#### The problem:
Extract the data exactly, missing nothing.

[Excerpts from a figure dataset]
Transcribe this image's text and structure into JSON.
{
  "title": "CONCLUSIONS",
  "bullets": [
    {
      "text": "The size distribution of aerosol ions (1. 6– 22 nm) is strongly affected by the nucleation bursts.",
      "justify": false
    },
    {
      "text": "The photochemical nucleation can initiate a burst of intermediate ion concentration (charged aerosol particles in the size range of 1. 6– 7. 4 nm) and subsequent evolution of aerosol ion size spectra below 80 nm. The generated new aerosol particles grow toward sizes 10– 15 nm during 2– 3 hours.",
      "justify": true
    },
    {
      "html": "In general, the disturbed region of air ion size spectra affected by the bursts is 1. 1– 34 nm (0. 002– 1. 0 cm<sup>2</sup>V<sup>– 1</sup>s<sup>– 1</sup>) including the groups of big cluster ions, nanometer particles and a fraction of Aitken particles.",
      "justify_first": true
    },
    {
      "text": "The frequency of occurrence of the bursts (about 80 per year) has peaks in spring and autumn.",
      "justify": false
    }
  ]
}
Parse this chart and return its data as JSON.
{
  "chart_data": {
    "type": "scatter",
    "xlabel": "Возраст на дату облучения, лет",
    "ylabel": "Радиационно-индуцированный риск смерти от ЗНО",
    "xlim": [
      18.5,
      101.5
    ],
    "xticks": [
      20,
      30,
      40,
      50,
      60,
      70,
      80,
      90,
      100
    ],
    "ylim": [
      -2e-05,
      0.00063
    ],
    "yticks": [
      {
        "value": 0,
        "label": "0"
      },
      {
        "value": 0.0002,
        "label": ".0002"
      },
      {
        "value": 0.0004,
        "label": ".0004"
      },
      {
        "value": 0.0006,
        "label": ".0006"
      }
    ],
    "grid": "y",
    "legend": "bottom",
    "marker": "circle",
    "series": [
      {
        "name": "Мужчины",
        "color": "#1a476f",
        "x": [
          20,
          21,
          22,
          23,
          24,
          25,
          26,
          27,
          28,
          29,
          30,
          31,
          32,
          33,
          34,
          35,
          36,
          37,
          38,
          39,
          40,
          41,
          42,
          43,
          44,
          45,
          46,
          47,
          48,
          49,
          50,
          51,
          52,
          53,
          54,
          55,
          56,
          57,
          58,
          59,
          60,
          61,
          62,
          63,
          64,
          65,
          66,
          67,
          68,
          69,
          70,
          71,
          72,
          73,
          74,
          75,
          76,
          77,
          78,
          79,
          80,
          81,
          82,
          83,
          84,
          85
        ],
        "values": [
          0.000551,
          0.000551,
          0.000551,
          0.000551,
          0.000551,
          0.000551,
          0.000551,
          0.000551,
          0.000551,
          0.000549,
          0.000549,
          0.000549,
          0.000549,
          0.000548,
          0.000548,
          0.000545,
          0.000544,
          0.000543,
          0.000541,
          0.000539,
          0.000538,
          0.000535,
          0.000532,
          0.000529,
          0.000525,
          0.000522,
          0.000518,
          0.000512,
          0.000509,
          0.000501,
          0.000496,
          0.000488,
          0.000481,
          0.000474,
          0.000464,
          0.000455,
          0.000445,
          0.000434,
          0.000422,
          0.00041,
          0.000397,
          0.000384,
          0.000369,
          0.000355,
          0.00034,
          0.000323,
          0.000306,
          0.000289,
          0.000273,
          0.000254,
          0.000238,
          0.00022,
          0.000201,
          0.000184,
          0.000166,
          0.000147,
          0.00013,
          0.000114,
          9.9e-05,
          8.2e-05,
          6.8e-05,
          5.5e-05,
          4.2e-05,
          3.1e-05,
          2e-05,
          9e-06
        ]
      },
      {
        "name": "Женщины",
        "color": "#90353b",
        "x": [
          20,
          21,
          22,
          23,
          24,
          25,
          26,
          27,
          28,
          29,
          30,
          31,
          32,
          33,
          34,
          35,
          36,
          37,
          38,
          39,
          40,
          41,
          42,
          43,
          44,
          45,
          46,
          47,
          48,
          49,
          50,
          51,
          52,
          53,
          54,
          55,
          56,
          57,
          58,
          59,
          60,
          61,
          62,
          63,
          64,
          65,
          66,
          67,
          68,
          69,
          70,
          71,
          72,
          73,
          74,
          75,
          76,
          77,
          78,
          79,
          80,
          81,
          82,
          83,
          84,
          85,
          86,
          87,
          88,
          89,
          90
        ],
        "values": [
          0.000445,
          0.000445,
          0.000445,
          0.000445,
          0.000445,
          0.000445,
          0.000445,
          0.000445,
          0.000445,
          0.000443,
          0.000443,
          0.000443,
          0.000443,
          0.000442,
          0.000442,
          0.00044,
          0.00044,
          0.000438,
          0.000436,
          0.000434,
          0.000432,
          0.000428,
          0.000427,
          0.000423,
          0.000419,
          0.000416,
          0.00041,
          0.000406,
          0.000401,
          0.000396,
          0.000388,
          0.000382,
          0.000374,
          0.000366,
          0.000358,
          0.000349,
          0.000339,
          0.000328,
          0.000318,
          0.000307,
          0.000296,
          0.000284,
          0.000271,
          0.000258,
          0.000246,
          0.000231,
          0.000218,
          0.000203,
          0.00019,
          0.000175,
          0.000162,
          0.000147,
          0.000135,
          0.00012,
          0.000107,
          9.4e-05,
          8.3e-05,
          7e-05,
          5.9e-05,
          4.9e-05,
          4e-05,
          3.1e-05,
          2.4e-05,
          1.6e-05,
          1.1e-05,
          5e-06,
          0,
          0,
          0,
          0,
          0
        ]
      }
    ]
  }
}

#### Exercise answer:
Transcribe this image's text and structure into JSON.
{
  "title": "CONCLUSIONS",
  "bullets": [
    {
      "text": "The size distribution of aerosol ions (1. 6– 22 nm) is strongly affected by the nucleation bursts.",
      "justify": false
    },
    {
      "text": "The photochemical nucleation can initiate a burst of intermediate ion concentration (charged aerosol particles in the size range of 1. 6– 7. 4 nm) and subsequent evolution of aerosol ion size spectra below 80 nm. The generated new aerosol particles grow toward sizes 10– 15 nm during 2– 3 hours.",
      "justify": true
    },
    {
      "html": "In general, the disturbed region of air ion size spectra affected by the bursts is 1. 1– 34 nm (0. 002– 1. 0 cm<sup>2</sup>V<sup>– 1</sup>s<sup>– 1</sup>) including the groups of big cluster ions, nanometer particles and a fraction of Aitken particles.",
      "justify_first": true
    },
    {
      "text": "The frequency of occurrence of the bursts (about 80 per year) has peaks in spring and autumn.",
      "justify": false
    }
  ]
}
Parse this chart and return its data as JSON.
{
  "chart_data": {
    "type": "scatter",
    "xlabel": "Возраст на дату облучения, лет",
    "ylabel": "Радиационно-индуцированный риск смерти от ЗНО",
    "xlim": [
      18.5,
      101.5
    ],
    "xticks": [
      20,
      30,
      40,
      50,
      60,
      70,
      80,
      90,
      100
    ],
    "ylim": [
      -2e-05,
      0.00063
    ],
    "yticks": [
      {
        "value": 0,
        "label": "0"
      },
      {
        "value": 0.0002,
        "label": ".0002"
      },
      {
        "value": 0.0004,
        "label": ".0004"
      },
      {
        "value": 0.0006,
        "label": ".0006"
      }
    ],
    "grid": "y",
    "legend": "bottom",
    "marker": "circle",
    "series": [
      {
        "name": "Мужчины",
        "color": "#1a476f",
        "x": [
          20,
          21,
          22,
          23,
          24,
          25,
          26,
          27,
          28,
          29,
          30,
          31,
          32,
          33,
          34,
          35,
          36,
          37,
          38,
          39,
          40,
          41,
          42,
          43,
          44,
          45,
          46,
          47,
          48,
          49,
          50,
          51,
          52,
          53,
          54,
          55,
          56,
          57,
          58,
          59,
          60,
          61,
          62,
          63,
          64,
          65,
          66,
          67,
          68,
          69,
          70,
          71,
          72,
          73,
          74,
          75,
          76,
          77,
          78,
          79,
          80,
          81,
          82,
          83,
          84,
          85
        ],
        "values": [
          0.000551,
          0.000551,
          0.000551,
          0.000551,
          0.000551,
          0.000551,
          0.000551,
          0.000551,
          0.000551,
          0.000549,
          0.000549,
          0.000549,
          0.000549,
          0.000548,
          0.000548,
          0.000545,
          0.000544,
          0.000543,
          0.000541,
          0.000539,
          0.000538,
          0.000535,
          0.000532,
          0.000529,
          0.000525,
          0.000522,
          0.000518,
          0.000512,
          0.000509,
          0.000501,
          0.000496,
          0.000488,
          0.000481,
          0.000474,
          0.000464,
          0.000455,
          0.000445,
          0.000434,
          0.000422,
          0.00041,
          0.000397,
          0.000384,
          0.000369,
          0.000355,
          0.00034,
          0.000323,
          0.000306,
          0.000289,
          0.000273,
          0.000254,
          0.000238,
          0.00022,
          0.000201,
          0.000184,
          0.000166,
          0.000147,
          0.00013,
          0.000114,
          9.9e-05,
          8.2e-05,
          6.8e-05,
          5.5e-05,
          4.2e-05,
          3.1e-05,
          2e-05,
          9e-06
        ]
      },
      {
        "name": "Женщины",
        "color": "#90353b",
        "x": [
          20,
          21,
          22,
          23,
          24,
          25,
          26,
          27,
          28,
          29,
          30,
          31,
          32,
          33,
          34,
          35,
          36,
          37,
          38,
          39,
          40,
          41,
          42,
          43,
          44,
          45,
          46,
          47,
          48,
          49,
          50,
          51,
          52,
          53,
          54,
          55,
          56,
          57,
          58,
          59,
          60,
          61,
          62,
          63,
          64,
          65,
          66,
          67,
          68,
          69,
          70,
          71,
          72,
          73,
          74,
          75,
          76,
          77,
          78,
          79,
          80,
          81,
          82,
          83,
          84,
          85,
          86,
          87,
          88,
          89,
          90
        ],
        "values": [
          0.000445,
          0.000445,
          0.000445,
          0.000445,
          0.000445,
          0.000445,
          0.000445,
          0.000445,
          0.000445,
          0.000443,
          0.000443,
          0.000443,
          0.000443,
          0.000442,
          0.000442,
          0.00044,
          0.00044,
          0.000438,
          0.000436,
          0.000434,
          0.000432,
          0.000428,
          0.000427,
          0.000423,
          0.000419,
          0.000416,
          0.00041,
          0.000406,
          0.000401,
          0.000396,
          0.000388,
          0.000382,
          0.000374,
          0.000366,
          0.000358,
          0.000349,
          0.000339,
          0.000328,
          0.000318,
          0.000307,
          0.000296,
          0.000284,
          0.000271,
          0.000258,
          0.000246,
          0.000231,
          0.000218,
          0.000203,
          0.00019,
          0.000175,
          0.000162,
          0.000147,
          0.000135,
          0.00012,
          0.000107,
          9.4e-05,
          8.3e-05,
          7e-05,
          5.9e-05,
          4.9e-05,
          4e-05,
          3.1e-05,
          2.4e-05,
          1.6e-05,
          1.1e-05,
          5e-06,
          0,
          0,
          0,
          0,
          0
        ]
      }
    ]
  }
}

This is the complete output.